--- BEGIN Dataset extract ---

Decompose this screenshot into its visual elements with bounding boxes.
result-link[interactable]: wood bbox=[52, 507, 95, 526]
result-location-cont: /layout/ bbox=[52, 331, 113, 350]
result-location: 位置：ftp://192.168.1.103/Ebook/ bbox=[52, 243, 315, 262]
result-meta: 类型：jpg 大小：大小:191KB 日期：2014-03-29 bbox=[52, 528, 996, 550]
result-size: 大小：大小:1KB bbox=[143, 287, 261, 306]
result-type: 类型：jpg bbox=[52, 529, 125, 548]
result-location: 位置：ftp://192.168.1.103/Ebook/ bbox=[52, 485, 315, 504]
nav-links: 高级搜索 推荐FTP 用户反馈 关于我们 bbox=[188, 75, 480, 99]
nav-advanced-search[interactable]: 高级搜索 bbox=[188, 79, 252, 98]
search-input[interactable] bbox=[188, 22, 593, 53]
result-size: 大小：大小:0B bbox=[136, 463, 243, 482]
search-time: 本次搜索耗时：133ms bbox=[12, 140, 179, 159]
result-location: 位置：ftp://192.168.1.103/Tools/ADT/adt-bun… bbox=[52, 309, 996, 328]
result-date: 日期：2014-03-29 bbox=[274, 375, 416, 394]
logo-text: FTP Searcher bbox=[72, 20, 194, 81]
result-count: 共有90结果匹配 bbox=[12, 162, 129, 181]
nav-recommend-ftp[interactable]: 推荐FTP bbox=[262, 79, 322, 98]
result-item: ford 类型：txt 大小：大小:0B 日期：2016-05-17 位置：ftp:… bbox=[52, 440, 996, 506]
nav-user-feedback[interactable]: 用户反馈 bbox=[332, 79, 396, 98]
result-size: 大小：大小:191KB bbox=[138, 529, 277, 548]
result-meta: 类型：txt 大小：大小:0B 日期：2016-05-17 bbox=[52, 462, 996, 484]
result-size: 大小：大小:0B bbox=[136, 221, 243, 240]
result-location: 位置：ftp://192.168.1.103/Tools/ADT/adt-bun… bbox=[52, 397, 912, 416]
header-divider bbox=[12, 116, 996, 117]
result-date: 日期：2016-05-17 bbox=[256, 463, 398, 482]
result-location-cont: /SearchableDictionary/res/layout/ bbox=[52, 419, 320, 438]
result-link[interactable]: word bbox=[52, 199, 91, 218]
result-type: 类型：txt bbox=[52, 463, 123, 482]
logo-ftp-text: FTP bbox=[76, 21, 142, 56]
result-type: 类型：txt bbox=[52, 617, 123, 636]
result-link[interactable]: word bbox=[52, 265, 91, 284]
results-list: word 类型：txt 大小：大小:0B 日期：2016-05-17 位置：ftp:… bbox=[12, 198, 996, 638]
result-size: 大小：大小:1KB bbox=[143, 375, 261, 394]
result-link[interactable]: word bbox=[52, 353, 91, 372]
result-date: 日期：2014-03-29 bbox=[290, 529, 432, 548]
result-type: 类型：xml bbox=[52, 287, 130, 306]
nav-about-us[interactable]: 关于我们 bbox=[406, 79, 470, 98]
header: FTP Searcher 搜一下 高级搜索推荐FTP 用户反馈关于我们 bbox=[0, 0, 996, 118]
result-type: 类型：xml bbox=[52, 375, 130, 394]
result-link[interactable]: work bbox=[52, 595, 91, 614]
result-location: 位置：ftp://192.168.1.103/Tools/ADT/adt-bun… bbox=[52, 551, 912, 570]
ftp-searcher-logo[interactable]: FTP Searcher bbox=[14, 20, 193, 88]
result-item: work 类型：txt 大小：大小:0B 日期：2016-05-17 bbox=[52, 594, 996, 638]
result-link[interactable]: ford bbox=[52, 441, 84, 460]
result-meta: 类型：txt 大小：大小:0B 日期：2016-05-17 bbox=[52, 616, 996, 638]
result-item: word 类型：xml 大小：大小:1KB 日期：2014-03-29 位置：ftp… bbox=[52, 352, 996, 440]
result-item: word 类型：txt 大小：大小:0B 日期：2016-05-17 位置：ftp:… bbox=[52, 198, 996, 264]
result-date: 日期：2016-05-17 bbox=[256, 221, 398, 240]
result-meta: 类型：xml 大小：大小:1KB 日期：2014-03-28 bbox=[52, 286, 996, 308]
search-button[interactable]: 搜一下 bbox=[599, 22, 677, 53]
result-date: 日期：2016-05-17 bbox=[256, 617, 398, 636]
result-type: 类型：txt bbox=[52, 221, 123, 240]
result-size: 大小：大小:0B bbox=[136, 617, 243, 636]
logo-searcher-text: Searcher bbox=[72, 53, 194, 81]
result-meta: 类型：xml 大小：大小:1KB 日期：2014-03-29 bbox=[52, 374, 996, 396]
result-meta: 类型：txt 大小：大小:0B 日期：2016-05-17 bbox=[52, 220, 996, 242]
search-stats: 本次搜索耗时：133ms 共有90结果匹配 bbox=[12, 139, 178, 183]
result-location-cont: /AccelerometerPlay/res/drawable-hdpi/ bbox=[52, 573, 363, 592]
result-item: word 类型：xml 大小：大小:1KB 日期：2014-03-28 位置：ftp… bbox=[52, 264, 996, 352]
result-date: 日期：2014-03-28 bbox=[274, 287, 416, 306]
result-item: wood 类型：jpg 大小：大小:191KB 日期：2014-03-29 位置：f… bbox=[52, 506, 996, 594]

--- END Dataset extract ---

**Request**
Rewrite the material above as a numbered list, one line per item, with any blank lines left out.

**Task response**
1. Decompose this screenshot into its visual elements with bounding boxes.
2. result-link[interactable]: wood bbox=[52, 507, 95, 526]
3. result-location-cont: /layout/ bbox=[52, 331, 113, 350]
4. result-location: 位置：ftp://192.168.1.103/Ebook/ bbox=[52, 243, 315, 262]
5. result-meta: 类型：jpg 大小：大小:191KB 日期：2014-03-29 bbox=[52, 528, 996, 550]
6. result-size: 大小：大小:1KB bbox=[143, 287, 261, 306]
7. result-type: 类型：jpg bbox=[52, 529, 125, 548]
8. result-location: 位置：ftp://192.168.1.103/Ebook/ bbox=[52, 485, 315, 504]
9. nav-links: 高级搜索 推荐FTP 用户反馈 关于我们 bbox=[188, 75, 480, 99]
10. nav-advanced-search[interactable]: 高级搜索 bbox=[188, 79, 252, 98]
11. search-input[interactable] bbox=[188, 22, 593, 53]
12. result-size: 大小：大小:0B bbox=[136, 463, 243, 482]
13. search-time: 本次搜索耗时：133ms bbox=[12, 140, 179, 159]
14. result-location: 位置：ftp://192.168.1.103/Tools/ADT/adt-bun… bbox=[52, 309, 996, 328]
15. result-date: 日期：2014-03-29 bbox=[274, 375, 416, 394]
16. logo-text: FTP Searcher bbox=[72, 20, 194, 81]
17. result-count: 共有90结果匹配 bbox=[12, 162, 129, 181]
18. nav-recommend-ftp[interactable]: 推荐FTP bbox=[262, 79, 322, 98]
19. result-item: ford 类型：txt 大小：大小:0B 日期：2016-05-17 位置：ftp:… bbox=[52, 440, 996, 506]
20. nav-user-feedback[interactable]: 用户反馈 bbox=[332, 79, 396, 98]
21. result-size: 大小：大小:191KB bbox=[138, 529, 277, 548]
22. result-meta: 类型：txt 大小：大小:0B 日期：2016-05-17 bbox=[52, 462, 996, 484]
23. result-size: 大小：大小:0B bbox=[136, 221, 243, 240]
24. result-location: 位置：ftp://192.168.1.103/Tools/ADT/adt-bun… bbox=[52, 397, 912, 416]
25. header-divider bbox=[12, 116, 996, 117]
26. result-date: 日期：2016-05-17 bbox=[256, 463, 398, 482]
27. result-location-cont: /SearchableDictionary/res/layout/ bbox=[52, 419, 320, 438]
28. result-link[interactable]: word bbox=[52, 199, 91, 218]
29. result-type: 类型：txt bbox=[52, 463, 123, 482]
30. logo-ftp-text: FTP bbox=[76, 21, 142, 56]
31. result-type: 类型：txt bbox=[52, 617, 123, 636]
32. result-link[interactable]: word bbox=[52, 265, 91, 284]
33. results-list: word 类型：txt 大小：大小:0B 日期：2016-05-17 位置：ftp:… bbox=[12, 198, 996, 638]
34. result-size: 大小：大小:1KB bbox=[143, 375, 261, 394]
35. result-link[interactable]: word bbox=[52, 353, 91, 372]
36. result-date: 日期：2014-03-29 bbox=[290, 529, 432, 548]
37. result-type: 类型：xml bbox=[52, 287, 130, 306]
38. nav-about-us[interactable]: 关于我们 bbox=[406, 79, 470, 98]
39. header: FTP Searcher 搜一下 高级搜索推荐FTP 用户反馈关于我们 bbox=[0, 0, 996, 118]
40. result-type: 类型：xml bbox=[52, 375, 130, 394]
41. result-link[interactable]: work bbox=[52, 595, 91, 614]
42. result-location: 位置：ftp://192.168.1.103/Tools/ADT/adt-bun… bbox=[52, 551, 912, 570]
43. ftp-searcher-logo[interactable]: FTP Searcher bbox=[14, 20, 193, 88]
44. result-item: work 类型：txt 大小：大小:0B 日期：2016-05-17 bbox=[52, 594, 996, 638]
45. result-link[interactable]: ford bbox=[52, 441, 84, 460]
46. result-meta: 类型：txt 大小：大小:0B 日期：2016-05-17 bbox=[52, 616, 996, 638]
47. result-item: word 类型：xml 大小：大小:1KB 日期：2014-03-29 位置：ftp… bbox=[52, 352, 996, 440]
48. result-item: word 类型：txt 大小：大小:0B 日期：2016-05-17 位置：ftp:… bbox=[52, 198, 996, 264]
49. result-date: 日期：2016-05-17 bbox=[256, 221, 398, 240]
50. result-meta: 类型：xml 大小：大小:1KB 日期：2014-03-28 bbox=[52, 286, 996, 308]
51. search-button[interactable]: 搜一下 bbox=[599, 22, 677, 53]
52. result-date: 日期：2016-05-17 bbox=[256, 617, 398, 636]
53. result-type: 类型：txt bbox=[52, 221, 123, 240]
54. result-size: 大小：大小:0B bbox=[136, 617, 243, 636]
55. logo-searcher-text: Searcher bbox=[72, 53, 194, 81]
56. result-meta: 类型：xml 大小：大小:1KB 日期：2014-03-29 bbox=[52, 374, 996, 396]
57. result-meta: 类型：txt 大小：大小:0B 日期：2016-05-17 bbox=[52, 220, 996, 242]
58. search-stats: 本次搜索耗时：133ms 共有90结果匹配 bbox=[12, 139, 178, 183]
59. result-location-cont: /AccelerometerPlay/res/drawable-hdpi/ bbox=[52, 573, 363, 592]
60. result-item: word 类型：xml 大小：大小:1KB 日期：2014-03-28 位置：ftp… bbox=[52, 264, 996, 352]
61. result-date: 日期：2014-03-28 bbox=[274, 287, 416, 306]
62. result-item: wood 类型：jpg 大小：大小:191KB 日期：2014-03-29 位置：f… bbox=[52, 506, 996, 594]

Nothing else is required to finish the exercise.